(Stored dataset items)
★ ★ ★ ★

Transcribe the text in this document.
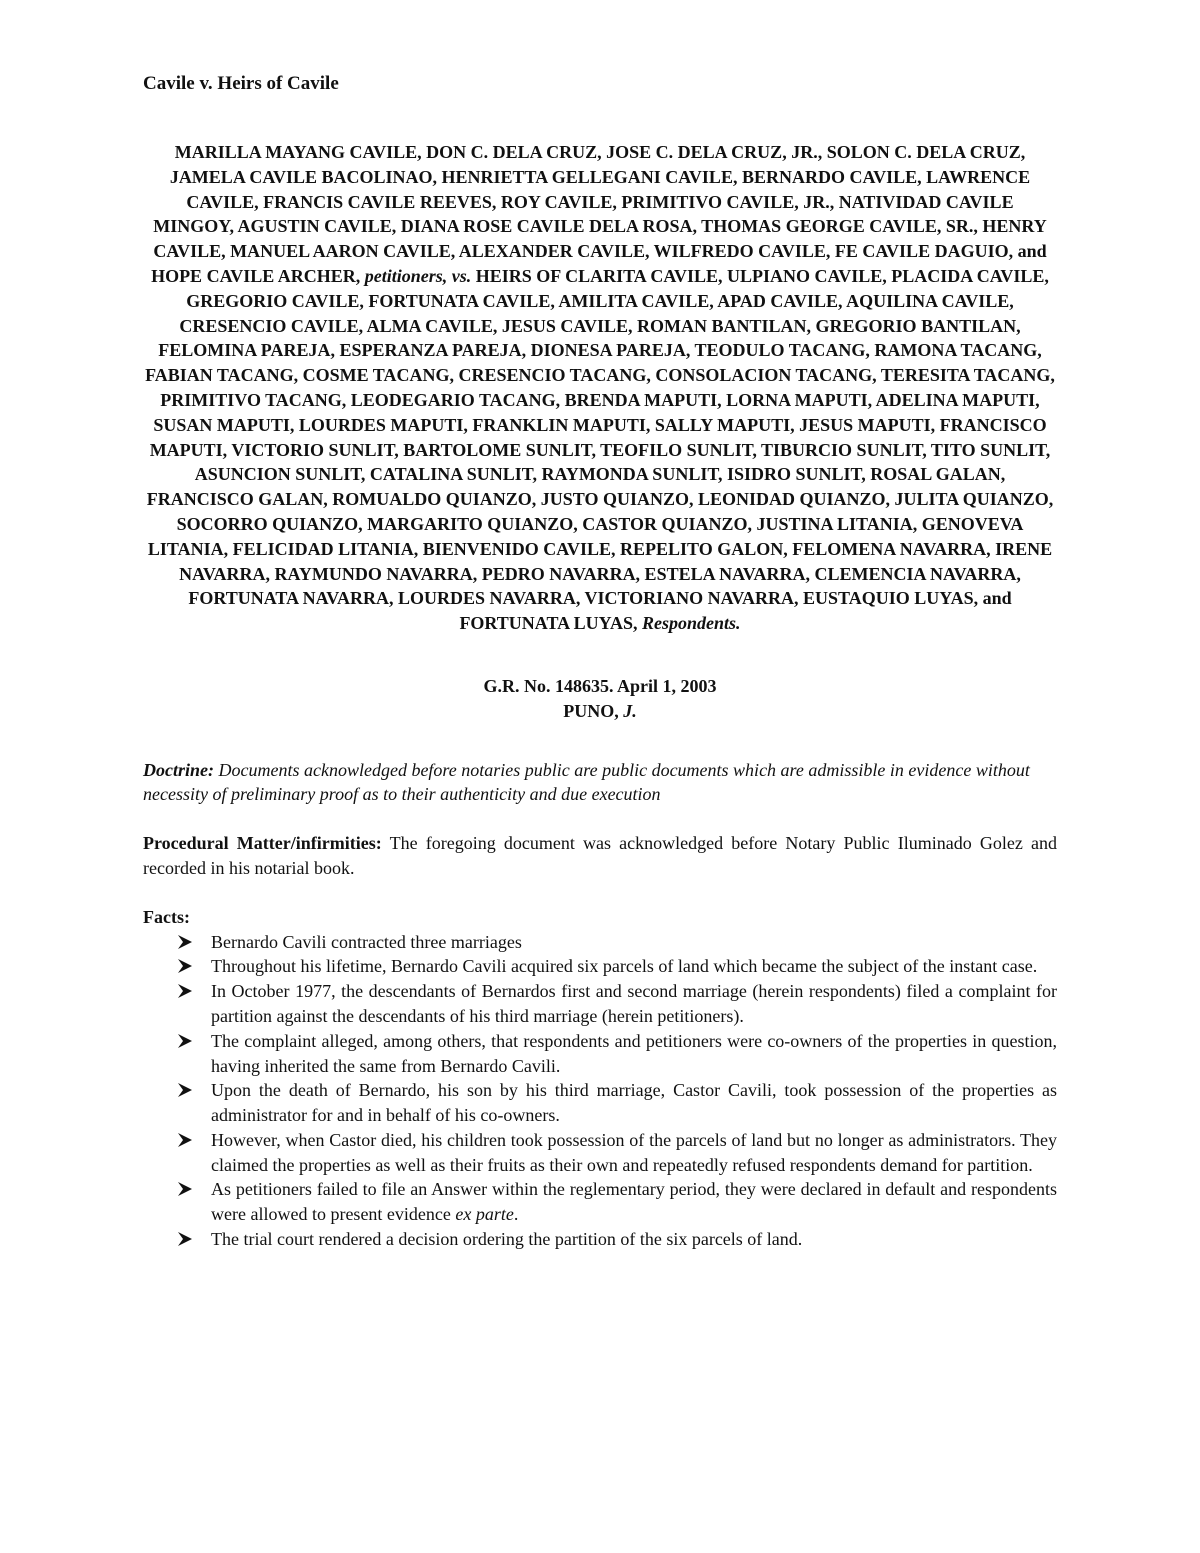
Cavile v. Heirs of Cavile
MARILLA MAYANG CAVILE, DON C. DELA CRUZ, JOSE C. DELA CRUZ, JR., SOLON C. DELA CRUZ, JAMELA CAVILE BACOLINAO, HENRIETTA GELLEGANI CAVILE, BERNARDO CAVILE, LAWRENCE CAVILE, FRANCIS CAVILE REEVES, ROY CAVILE, PRIMITIVO CAVILE, JR., NATIVIDAD CAVILE MINGOY, AGUSTIN CAVILE, DIANA ROSE CAVILE DELA ROSA, THOMAS GEORGE CAVILE, SR., HENRY CAVILE, MANUEL AARON CAVILE, ALEXANDER CAVILE, WILFREDO CAVILE, FE CAVILE DAGUIO, and HOPE CAVILE ARCHER, petitioners, vs. HEIRS OF CLARITA CAVILE, ULPIANO CAVILE, PLACIDA CAVILE, GREGORIO CAVILE, FORTUNATA CAVILE, AMILITA CAVILE, APAD CAVILE, AQUILINA CAVILE, CRESENCIO CAVILE, ALMA CAVILE, JESUS CAVILE, ROMAN BANTILAN, GREGORIO BANTILAN, FELOMINA PAREJA, ESPERANZA PAREJA, DIONESA PAREJA, TEODULO TACANG, RAMONA TACANG, FABIAN TACANG, COSME TACANG, CRESENCIO TACANG, CONSOLACION TACANG, TERESITA TACANG, PRIMITIVO TACANG, LEODEGARIO TACANG, BRENDA MAPUTI, LORNA MAPUTI, ADELINA MAPUTI, SUSAN MAPUTI, LOURDES MAPUTI, FRANKLIN MAPUTI, SALLY MAPUTI, JESUS MAPUTI, FRANCISCO MAPUTI, VICTORIO SUNLIT, BARTOLOME SUNLIT, TEOFILO SUNLIT, TIBURCIO SUNLIT, TITO SUNLIT, ASUNCION SUNLIT, CATALINA SUNLIT, RAYMONDA SUNLIT, ISIDRO SUNLIT, ROSAL GALAN, FRANCISCO GALAN, ROMUALDO QUIANZO, JUSTO QUIANZO, LEONIDAD QUIANZO, JULITA QUIANZO, SOCORRO QUIANZO, MARGARITO QUIANZO, CASTOR QUIANZO, JUSTINA LITANIA, GENOVEVA LITANIA, FELICIDAD LITANIA, BIENVENIDO CAVILE, REPELITO GALON, FELOMENA NAVARRA, IRENE NAVARRA, RAYMUNDO NAVARRA, PEDRO NAVARRA, ESTELA NAVARRA, CLEMENCIA NAVARRA, FORTUNATA NAVARRA, LOURDES NAVARRA, VICTORIANO NAVARRA, EUSTAQUIO LUYAS, and FORTUNATA LUYAS, Respondents.
G.R. No. 148635. April 1, 2003
PUNO, J.
Doctrine: Documents acknowledged before notaries public are public documents which are admissible in evidence without necessity of preliminary proof as to their authenticity and due execution
Procedural Matter/infirmities: The foregoing document was acknowledged before Notary Public Iluminado Golez and recorded in his notarial book.
Facts:
Bernardo Cavili contracted three marriages
Throughout his lifetime, Bernardo Cavili acquired six parcels of land which became the subject of the instant case.
In October 1977, the descendants of Bernardos first and second marriage (herein respondents) filed a complaint for partition against the descendants of his third marriage (herein petitioners).
The complaint alleged, among others, that respondents and petitioners were co-owners of the properties in question, having inherited the same from Bernardo Cavili.
Upon the death of Bernardo, his son by his third marriage, Castor Cavili, took possession of the properties as administrator for and in behalf of his co-owners.
However, when Castor died, his children took possession of the parcels of land but no longer as administrators. They claimed the properties as well as their fruits as their own and repeatedly refused respondents demand for partition.
As petitioners failed to file an Answer within the reglementary period, they were declared in default and respondents were allowed to present evidence ex parte.
The trial court rendered a decision ordering the partition of the six parcels of land.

★ ★ ★ ★

* [Given request]:
Among the lines above, how many contain the string "partition"? State the number alone.

* [Written solution]:
3